What the task asks - Where the string "TradingView" occurs in the material below, report the whole line.

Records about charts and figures
____________

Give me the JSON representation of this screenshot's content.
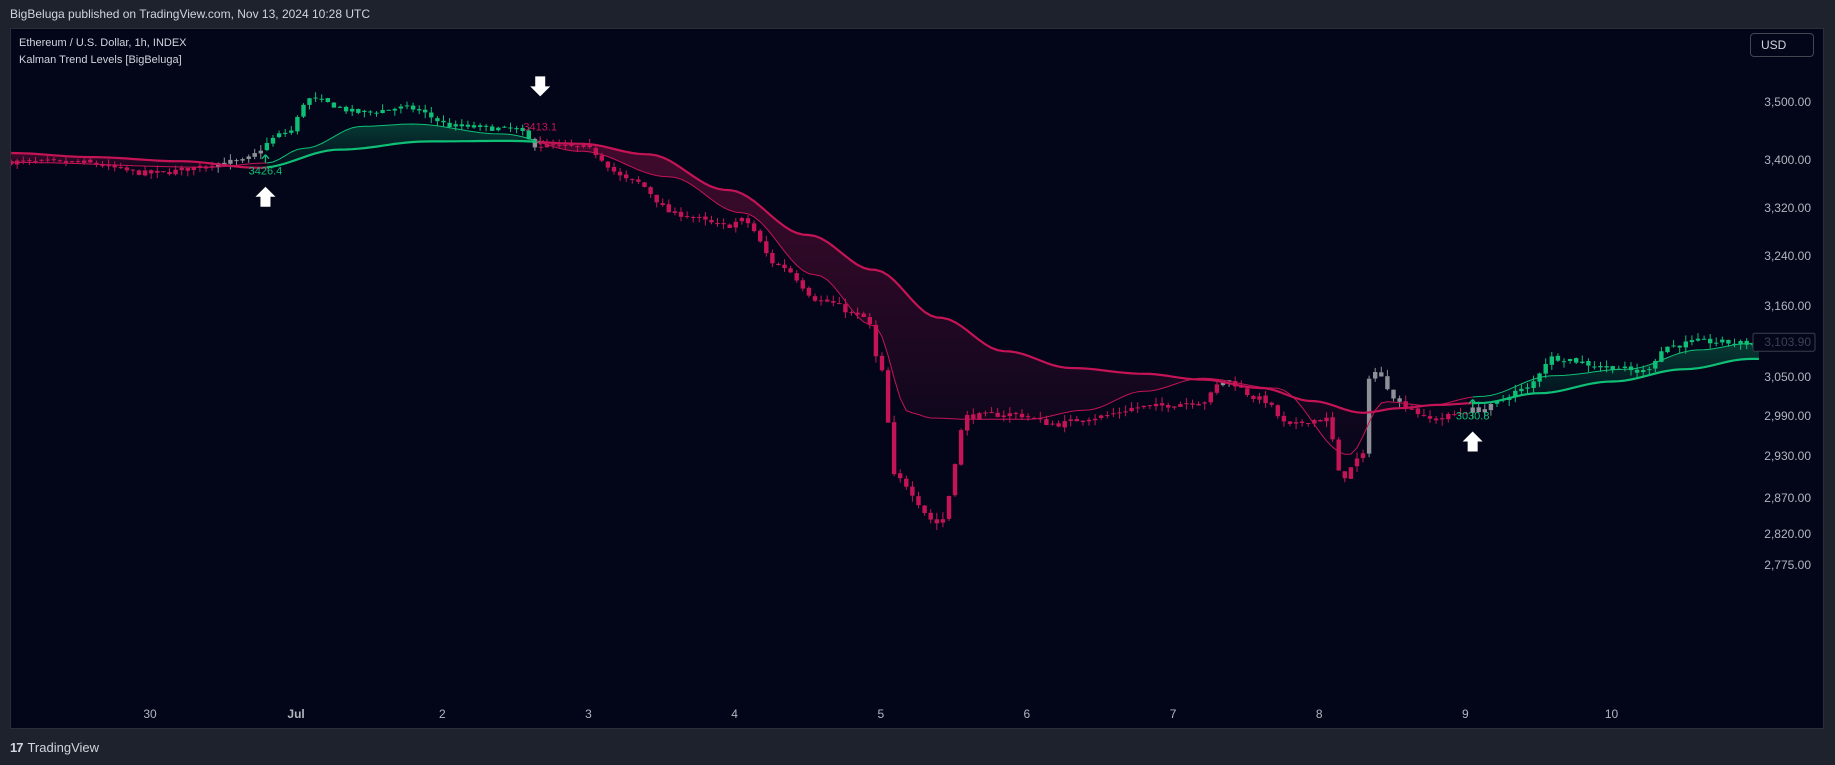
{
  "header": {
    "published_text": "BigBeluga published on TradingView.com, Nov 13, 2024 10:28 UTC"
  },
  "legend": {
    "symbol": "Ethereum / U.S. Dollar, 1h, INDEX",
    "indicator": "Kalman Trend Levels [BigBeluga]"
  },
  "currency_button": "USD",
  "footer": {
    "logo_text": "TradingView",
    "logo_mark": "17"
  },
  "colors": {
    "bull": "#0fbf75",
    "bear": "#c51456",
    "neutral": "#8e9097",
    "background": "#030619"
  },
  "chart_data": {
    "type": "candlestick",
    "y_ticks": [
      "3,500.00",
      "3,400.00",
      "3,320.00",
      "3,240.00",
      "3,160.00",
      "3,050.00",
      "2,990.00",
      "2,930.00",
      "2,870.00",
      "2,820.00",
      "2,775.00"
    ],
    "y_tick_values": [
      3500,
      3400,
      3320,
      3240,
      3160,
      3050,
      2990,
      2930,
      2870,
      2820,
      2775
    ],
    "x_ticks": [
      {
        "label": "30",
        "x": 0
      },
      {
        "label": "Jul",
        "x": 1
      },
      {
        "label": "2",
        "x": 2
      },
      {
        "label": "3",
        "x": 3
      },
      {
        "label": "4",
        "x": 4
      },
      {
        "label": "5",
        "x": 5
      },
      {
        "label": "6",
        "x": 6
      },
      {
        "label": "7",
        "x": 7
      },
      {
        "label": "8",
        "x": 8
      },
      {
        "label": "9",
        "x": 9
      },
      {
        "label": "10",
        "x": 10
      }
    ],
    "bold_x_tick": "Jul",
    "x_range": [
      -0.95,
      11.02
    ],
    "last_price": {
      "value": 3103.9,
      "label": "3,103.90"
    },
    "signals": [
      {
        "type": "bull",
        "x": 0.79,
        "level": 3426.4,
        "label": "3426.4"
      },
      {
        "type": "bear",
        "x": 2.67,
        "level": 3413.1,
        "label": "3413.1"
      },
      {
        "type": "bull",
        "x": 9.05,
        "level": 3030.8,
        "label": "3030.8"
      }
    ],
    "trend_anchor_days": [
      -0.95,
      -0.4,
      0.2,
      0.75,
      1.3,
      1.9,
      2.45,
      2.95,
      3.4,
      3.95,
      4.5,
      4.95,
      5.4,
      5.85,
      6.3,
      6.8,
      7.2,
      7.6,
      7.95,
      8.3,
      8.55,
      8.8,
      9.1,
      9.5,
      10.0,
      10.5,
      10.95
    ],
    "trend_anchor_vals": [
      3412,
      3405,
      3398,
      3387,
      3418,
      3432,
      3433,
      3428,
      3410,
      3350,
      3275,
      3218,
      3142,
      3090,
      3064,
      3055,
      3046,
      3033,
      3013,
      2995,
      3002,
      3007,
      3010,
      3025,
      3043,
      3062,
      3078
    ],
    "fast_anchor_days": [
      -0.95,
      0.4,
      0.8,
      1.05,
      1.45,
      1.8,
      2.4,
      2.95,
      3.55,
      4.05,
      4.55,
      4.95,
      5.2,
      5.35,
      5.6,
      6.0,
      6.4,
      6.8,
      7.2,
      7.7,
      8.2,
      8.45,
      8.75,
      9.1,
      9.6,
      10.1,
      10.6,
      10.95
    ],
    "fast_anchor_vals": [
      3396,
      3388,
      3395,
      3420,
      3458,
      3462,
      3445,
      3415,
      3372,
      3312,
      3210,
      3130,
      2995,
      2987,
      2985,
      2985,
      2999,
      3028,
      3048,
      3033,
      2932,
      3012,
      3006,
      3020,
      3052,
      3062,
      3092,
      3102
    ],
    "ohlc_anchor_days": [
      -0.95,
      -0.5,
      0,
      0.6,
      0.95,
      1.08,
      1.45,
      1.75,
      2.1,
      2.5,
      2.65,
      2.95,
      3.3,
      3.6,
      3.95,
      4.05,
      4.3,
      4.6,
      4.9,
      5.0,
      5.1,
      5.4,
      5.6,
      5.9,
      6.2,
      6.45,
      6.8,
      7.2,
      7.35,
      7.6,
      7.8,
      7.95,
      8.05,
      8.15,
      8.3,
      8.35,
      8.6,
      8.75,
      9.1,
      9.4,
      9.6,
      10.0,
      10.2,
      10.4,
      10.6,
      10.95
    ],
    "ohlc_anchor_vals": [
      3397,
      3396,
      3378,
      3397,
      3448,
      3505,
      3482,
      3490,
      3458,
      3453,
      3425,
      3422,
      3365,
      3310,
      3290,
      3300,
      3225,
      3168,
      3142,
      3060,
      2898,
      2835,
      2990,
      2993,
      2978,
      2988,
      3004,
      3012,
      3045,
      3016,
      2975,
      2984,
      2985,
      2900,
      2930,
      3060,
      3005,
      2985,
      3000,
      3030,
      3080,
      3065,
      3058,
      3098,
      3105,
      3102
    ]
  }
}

____________

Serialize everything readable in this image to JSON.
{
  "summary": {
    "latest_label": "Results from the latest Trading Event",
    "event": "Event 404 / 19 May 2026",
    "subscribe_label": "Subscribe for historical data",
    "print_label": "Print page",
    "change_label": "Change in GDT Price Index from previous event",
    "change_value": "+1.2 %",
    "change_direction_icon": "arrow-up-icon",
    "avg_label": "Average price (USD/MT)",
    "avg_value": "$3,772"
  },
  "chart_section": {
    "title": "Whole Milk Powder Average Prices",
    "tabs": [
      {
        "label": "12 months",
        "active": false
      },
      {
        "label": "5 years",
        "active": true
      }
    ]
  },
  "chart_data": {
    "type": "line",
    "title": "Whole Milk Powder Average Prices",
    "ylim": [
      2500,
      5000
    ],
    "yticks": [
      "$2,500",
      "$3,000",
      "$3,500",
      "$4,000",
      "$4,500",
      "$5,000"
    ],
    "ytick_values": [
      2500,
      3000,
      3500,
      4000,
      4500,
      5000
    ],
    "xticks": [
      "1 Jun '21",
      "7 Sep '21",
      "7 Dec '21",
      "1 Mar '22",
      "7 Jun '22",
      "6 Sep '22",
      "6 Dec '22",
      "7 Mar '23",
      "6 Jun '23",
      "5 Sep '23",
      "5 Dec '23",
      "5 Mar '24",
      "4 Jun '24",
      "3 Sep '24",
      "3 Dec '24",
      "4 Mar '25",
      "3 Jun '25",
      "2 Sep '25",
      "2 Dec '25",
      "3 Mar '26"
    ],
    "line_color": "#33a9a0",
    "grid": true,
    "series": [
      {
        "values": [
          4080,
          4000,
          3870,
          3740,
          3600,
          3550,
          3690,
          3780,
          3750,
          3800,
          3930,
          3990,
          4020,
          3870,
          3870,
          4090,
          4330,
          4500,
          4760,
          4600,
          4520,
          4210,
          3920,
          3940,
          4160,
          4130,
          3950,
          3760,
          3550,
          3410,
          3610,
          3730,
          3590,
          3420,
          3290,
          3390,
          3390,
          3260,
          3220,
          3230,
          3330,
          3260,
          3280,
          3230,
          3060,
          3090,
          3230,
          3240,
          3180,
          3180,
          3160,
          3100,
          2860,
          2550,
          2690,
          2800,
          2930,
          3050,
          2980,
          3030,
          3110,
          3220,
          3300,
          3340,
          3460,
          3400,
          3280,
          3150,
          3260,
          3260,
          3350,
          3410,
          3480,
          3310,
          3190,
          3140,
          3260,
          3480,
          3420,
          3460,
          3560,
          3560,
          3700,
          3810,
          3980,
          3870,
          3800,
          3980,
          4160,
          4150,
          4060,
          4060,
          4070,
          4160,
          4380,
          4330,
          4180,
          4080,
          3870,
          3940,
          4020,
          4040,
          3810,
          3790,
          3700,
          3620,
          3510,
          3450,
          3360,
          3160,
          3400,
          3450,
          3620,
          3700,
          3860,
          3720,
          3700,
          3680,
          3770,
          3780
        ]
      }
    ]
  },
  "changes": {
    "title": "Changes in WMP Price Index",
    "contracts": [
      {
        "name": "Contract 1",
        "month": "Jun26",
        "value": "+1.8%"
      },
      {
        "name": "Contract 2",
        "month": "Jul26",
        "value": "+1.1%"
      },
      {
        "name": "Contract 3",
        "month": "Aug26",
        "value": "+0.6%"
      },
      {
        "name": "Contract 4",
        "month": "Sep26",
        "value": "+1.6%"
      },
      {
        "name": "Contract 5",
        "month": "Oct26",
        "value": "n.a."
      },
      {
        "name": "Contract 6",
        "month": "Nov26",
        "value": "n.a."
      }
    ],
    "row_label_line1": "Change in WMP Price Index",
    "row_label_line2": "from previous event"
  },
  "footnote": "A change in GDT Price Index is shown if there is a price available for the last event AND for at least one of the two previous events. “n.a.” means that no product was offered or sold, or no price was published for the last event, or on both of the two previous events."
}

____________

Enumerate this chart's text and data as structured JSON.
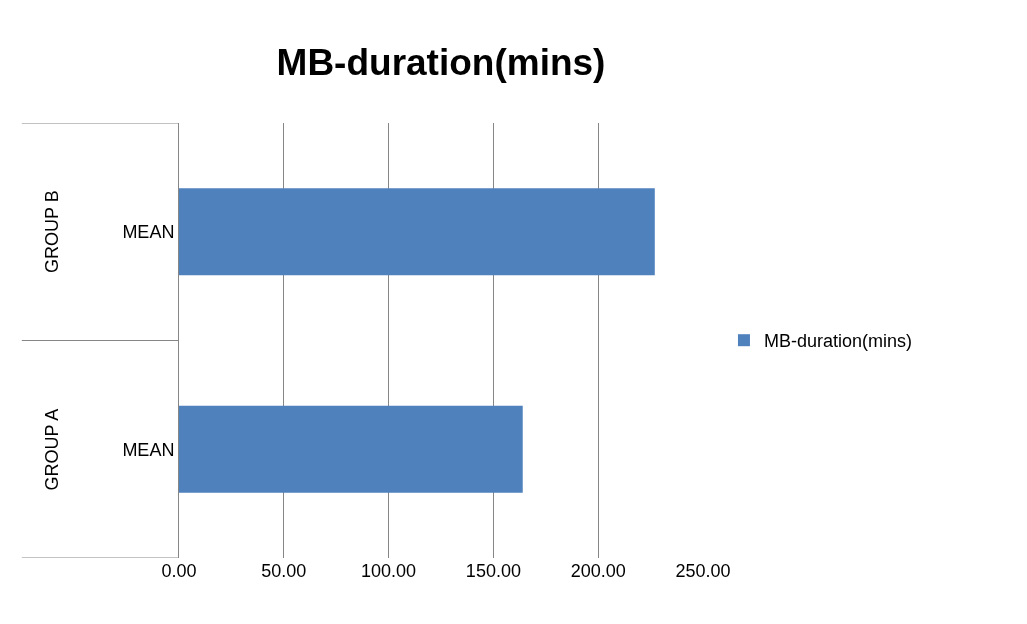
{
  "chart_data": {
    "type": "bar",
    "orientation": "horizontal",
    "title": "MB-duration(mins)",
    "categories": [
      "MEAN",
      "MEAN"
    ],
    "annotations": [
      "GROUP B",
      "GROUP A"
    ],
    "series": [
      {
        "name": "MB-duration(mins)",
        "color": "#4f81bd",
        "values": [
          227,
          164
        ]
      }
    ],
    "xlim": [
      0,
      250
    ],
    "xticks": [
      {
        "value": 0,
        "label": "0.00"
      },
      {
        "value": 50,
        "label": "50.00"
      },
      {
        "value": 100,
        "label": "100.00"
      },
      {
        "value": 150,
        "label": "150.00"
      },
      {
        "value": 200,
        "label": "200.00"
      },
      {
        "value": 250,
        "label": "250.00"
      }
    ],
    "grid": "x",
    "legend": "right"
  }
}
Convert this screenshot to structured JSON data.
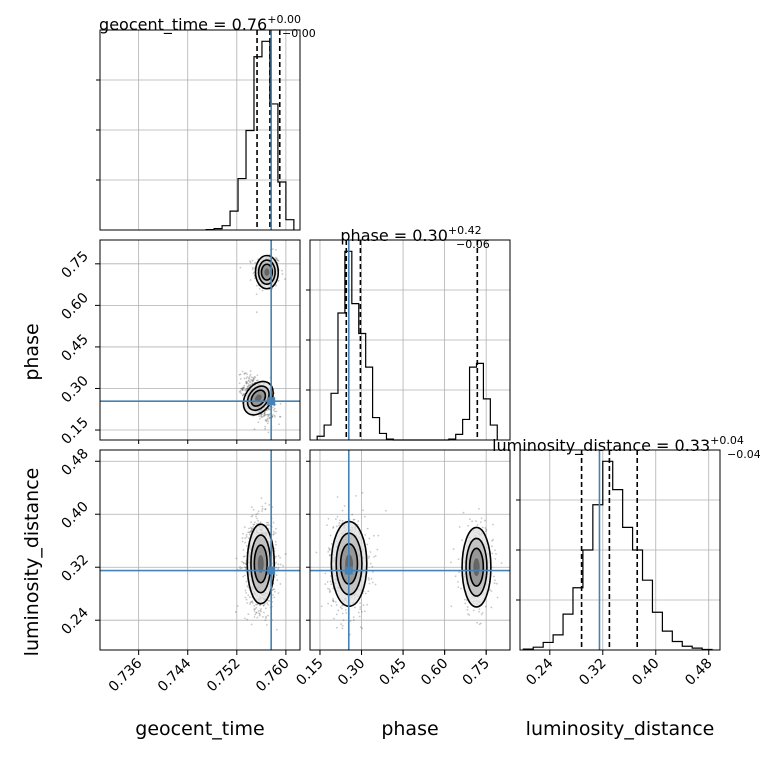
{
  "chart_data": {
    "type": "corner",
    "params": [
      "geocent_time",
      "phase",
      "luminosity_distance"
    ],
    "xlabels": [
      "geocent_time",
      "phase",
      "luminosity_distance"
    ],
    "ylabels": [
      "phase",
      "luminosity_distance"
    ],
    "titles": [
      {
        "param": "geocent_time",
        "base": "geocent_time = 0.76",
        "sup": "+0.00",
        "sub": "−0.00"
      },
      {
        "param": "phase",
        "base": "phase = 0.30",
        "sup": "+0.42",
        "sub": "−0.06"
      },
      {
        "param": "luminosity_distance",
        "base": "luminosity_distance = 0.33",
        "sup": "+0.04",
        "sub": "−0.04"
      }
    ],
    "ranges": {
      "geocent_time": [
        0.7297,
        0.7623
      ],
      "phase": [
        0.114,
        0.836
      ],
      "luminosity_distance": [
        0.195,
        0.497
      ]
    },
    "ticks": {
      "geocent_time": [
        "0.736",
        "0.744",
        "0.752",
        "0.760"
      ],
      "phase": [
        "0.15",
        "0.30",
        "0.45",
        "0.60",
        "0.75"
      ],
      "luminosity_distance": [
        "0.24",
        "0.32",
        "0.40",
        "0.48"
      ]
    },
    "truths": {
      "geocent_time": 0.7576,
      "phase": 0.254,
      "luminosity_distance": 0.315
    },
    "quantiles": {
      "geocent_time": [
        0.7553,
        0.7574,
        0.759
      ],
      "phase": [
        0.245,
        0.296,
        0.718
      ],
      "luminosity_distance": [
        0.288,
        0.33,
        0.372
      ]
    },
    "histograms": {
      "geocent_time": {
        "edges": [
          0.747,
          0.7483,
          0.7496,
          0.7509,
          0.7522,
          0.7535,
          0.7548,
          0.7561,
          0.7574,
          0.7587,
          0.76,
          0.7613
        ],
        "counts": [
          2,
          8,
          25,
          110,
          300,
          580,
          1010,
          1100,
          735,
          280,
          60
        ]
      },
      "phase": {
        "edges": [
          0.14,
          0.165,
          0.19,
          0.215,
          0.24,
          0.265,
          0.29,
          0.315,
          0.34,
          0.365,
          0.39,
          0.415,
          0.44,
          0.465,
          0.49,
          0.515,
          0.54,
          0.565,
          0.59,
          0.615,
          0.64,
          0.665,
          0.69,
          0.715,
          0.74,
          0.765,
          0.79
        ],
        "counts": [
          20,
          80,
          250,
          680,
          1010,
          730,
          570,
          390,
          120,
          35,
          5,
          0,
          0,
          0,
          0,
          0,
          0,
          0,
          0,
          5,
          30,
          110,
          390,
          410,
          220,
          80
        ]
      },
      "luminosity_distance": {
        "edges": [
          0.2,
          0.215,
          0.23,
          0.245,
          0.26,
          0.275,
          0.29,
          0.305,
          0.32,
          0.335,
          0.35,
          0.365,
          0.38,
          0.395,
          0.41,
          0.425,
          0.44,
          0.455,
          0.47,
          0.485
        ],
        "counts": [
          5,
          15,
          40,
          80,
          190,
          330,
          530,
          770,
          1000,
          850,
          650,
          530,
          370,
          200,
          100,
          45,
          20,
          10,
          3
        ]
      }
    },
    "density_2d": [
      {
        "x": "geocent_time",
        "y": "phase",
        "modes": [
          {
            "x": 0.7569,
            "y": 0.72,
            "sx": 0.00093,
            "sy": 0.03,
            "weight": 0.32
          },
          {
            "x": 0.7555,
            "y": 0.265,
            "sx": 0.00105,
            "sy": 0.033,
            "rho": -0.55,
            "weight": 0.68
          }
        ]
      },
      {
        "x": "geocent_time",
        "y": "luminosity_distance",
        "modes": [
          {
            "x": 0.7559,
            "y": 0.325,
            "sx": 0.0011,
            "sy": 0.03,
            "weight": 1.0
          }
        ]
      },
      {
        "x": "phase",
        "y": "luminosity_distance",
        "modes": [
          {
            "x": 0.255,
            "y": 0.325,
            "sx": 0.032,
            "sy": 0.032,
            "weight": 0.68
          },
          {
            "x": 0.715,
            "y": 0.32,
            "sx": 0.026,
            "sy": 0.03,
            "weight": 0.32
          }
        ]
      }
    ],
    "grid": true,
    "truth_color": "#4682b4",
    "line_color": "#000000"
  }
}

____________

Solution -
    "published_text": "BigBeluga published on TradingView.com, Nov 13, 2024 10:28 UTC"
    "logo_text": "TradingView",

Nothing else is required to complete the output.